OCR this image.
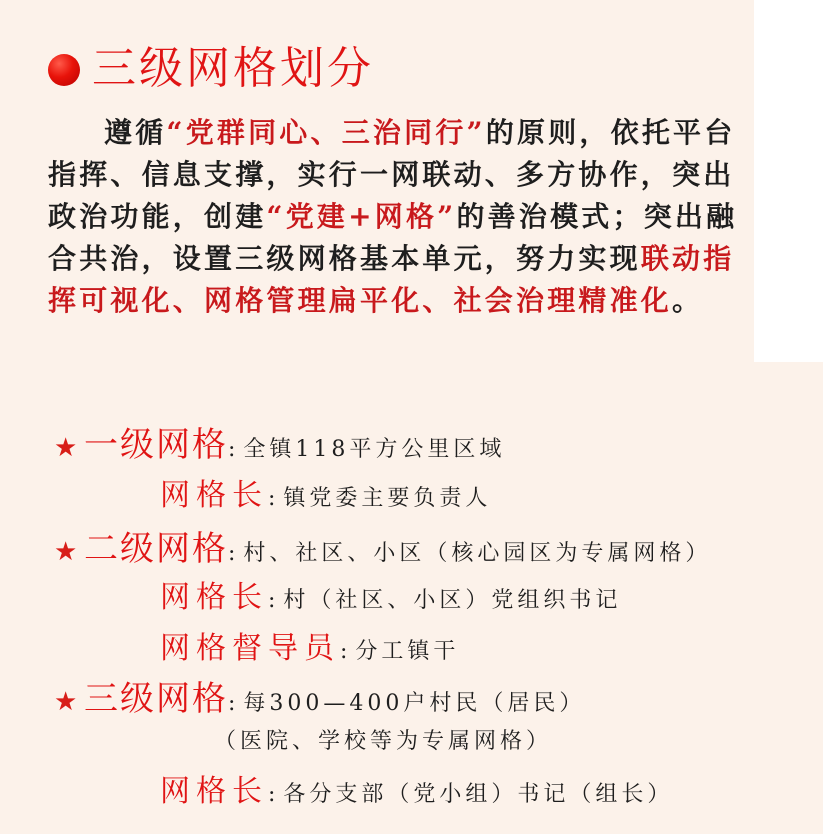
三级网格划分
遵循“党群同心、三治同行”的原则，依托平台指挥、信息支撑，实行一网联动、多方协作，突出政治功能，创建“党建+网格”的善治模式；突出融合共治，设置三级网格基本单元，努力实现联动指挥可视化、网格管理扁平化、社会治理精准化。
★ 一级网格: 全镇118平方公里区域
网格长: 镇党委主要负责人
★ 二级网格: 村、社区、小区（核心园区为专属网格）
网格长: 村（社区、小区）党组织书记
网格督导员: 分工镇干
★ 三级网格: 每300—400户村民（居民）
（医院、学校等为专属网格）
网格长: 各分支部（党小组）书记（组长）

## GOAL
Reproduce each line exactly as it appears, omitting the pictures.

## RESPONSE
OCR this image.
三级网格划分
遵循“党群同心、三治同行”的原则，依托平台指挥、信息支撑，实行一网联动、多方协作，突出政治功能，创建“党建+网格”的善治模式；突出融合共治，设置三级网格基本单元，努力实现联动指挥可视化、网格管理扁平化、社会治理精准化。
★ 一级网格: 全镇118平方公里区域
网格长: 镇党委主要负责人
★ 二级网格: 村、社区、小区（核心园区为专属网格）
网格长: 村（社区、小区）党组织书记
网格督导员: 分工镇干
★ 三级网格: 每300—400户村民（居民）
（医院、学校等为专属网格）
网格长: 各分支部（党小组）书记（组长）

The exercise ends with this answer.